● AIM
Copy every line of the data in which the word "path" occurs.

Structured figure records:
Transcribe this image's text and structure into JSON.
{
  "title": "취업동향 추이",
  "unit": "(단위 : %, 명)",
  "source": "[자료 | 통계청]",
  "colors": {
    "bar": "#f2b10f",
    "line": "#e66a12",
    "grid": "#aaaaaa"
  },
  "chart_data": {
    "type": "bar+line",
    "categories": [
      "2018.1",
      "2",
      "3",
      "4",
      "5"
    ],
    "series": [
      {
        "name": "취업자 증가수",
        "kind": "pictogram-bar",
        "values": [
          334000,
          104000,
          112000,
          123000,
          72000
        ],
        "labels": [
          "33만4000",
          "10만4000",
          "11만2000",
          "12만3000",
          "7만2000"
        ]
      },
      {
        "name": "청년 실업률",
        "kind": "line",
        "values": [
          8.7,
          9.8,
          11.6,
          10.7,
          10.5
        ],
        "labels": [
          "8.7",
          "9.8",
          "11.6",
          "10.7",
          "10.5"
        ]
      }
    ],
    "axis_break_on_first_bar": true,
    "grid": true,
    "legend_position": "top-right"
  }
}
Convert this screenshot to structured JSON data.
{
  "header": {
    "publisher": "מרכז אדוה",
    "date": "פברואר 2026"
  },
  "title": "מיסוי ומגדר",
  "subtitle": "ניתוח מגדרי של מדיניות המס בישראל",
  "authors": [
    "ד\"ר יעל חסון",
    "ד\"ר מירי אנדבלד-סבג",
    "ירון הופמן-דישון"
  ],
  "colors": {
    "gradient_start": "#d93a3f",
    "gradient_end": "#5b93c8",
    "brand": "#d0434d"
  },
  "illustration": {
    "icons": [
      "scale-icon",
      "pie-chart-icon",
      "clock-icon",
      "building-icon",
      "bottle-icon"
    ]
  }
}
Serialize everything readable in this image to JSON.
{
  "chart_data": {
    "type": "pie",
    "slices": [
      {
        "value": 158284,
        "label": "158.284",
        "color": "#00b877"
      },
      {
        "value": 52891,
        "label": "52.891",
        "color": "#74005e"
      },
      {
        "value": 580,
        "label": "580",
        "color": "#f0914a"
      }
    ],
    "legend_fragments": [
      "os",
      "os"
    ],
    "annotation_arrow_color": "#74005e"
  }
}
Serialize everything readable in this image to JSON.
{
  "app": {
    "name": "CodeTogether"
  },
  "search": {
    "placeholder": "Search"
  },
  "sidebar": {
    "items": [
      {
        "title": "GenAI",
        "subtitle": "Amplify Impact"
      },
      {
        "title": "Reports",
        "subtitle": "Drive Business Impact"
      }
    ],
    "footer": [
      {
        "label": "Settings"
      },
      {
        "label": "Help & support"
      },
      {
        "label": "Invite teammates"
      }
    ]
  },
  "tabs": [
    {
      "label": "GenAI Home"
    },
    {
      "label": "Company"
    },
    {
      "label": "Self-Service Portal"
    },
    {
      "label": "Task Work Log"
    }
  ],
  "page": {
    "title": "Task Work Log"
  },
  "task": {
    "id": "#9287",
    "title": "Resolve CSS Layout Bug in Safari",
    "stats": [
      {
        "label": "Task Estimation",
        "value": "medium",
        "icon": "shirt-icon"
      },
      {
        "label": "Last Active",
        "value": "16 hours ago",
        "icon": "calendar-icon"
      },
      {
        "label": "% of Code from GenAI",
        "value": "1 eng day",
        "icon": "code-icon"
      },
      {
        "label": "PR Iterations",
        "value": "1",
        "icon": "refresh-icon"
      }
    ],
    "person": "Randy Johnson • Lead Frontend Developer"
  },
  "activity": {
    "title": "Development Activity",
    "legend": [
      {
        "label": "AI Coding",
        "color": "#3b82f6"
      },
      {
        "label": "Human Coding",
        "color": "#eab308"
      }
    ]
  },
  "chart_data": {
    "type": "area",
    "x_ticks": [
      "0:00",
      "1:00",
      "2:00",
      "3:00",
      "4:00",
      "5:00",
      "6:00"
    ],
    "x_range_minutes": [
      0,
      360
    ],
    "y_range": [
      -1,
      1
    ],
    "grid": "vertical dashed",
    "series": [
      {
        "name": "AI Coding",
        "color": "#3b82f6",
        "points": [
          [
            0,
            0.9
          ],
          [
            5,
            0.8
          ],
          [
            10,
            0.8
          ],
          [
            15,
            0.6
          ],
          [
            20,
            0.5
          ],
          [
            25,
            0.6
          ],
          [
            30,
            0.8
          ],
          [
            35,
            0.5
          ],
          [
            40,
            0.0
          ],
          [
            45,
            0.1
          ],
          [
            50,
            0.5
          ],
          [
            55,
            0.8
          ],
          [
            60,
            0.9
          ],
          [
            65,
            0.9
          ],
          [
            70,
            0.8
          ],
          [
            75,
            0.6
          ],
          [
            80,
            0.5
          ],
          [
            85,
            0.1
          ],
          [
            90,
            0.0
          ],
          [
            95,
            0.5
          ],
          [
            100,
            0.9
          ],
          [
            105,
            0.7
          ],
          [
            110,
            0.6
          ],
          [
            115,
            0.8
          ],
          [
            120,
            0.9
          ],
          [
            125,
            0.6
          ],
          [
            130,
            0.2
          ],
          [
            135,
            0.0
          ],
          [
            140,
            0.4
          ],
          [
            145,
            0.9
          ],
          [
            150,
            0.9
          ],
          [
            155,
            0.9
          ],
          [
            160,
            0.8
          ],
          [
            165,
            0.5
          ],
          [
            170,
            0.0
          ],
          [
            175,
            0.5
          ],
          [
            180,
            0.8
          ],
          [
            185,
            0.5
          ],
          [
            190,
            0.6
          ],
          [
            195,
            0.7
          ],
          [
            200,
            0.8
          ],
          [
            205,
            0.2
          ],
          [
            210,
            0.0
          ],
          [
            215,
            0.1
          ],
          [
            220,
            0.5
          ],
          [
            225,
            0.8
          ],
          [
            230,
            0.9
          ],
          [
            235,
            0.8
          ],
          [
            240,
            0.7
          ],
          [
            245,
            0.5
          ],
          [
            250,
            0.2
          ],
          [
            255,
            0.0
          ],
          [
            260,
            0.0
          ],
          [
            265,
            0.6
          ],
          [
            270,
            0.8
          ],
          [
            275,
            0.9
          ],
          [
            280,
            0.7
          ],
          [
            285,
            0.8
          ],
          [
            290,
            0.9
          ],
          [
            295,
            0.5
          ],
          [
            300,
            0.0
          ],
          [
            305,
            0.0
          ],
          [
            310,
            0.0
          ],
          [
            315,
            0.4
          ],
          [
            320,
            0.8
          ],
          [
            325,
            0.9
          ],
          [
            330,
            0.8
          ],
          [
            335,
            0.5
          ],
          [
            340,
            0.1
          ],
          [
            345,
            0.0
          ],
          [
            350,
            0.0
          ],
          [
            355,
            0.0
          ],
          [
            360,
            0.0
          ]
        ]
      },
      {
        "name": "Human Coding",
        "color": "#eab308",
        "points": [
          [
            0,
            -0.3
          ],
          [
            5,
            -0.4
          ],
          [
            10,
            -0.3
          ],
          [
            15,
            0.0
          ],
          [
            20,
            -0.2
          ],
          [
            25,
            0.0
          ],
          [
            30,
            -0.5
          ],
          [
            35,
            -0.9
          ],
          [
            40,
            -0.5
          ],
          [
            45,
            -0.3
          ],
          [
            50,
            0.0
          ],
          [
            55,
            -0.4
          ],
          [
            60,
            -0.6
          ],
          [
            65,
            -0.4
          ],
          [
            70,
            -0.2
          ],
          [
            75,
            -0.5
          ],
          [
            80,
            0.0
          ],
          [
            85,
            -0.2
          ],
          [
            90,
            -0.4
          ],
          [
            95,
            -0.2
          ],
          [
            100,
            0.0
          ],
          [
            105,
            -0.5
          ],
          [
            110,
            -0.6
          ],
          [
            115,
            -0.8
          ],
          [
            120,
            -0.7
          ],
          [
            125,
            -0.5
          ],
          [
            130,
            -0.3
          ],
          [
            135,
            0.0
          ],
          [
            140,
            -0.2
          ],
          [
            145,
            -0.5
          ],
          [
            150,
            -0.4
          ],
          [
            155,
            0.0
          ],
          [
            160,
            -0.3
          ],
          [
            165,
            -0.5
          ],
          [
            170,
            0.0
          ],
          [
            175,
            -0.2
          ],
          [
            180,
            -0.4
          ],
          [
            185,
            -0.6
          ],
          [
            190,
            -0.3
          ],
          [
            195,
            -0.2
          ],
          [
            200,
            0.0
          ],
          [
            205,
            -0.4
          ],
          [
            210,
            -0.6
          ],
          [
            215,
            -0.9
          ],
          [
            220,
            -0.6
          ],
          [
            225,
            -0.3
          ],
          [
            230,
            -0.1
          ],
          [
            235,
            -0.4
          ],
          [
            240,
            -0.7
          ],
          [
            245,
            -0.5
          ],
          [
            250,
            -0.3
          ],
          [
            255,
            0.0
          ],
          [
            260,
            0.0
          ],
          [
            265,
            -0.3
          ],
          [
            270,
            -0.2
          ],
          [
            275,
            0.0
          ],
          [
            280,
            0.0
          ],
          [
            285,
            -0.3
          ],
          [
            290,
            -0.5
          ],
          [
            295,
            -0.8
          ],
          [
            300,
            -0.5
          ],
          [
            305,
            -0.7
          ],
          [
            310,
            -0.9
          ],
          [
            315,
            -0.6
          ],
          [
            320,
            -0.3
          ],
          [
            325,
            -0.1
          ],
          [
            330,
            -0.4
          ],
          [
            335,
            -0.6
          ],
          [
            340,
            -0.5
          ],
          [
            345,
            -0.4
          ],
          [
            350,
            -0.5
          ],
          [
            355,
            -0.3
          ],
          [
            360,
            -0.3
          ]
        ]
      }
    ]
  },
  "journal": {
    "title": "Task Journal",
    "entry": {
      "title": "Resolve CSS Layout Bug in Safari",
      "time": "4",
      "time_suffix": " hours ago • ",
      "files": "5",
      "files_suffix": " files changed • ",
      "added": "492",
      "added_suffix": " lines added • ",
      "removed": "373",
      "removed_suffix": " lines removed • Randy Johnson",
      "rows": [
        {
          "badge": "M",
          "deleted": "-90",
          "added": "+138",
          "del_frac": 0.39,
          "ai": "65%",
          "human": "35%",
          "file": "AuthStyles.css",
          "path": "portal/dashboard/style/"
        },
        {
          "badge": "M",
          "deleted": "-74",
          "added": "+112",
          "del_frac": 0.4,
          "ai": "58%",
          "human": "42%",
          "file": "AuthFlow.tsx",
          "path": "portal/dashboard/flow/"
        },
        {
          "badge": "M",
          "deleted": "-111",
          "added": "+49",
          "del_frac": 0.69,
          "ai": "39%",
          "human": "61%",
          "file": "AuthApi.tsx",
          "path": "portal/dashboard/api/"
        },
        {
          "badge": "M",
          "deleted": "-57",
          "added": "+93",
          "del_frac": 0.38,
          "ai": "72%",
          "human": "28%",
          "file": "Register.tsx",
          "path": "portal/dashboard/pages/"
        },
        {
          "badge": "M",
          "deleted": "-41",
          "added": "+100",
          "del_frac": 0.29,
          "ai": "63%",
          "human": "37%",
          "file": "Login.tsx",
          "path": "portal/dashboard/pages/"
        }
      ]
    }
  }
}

● WORKED ANSWER
          "path": "portal/dashboard/style/"
          "path": "portal/dashboard/flow/"
          "path": "portal/dashboard/api/"
          "path": "portal/dashboard/pages/"
          "path": "portal/dashboard/pages/"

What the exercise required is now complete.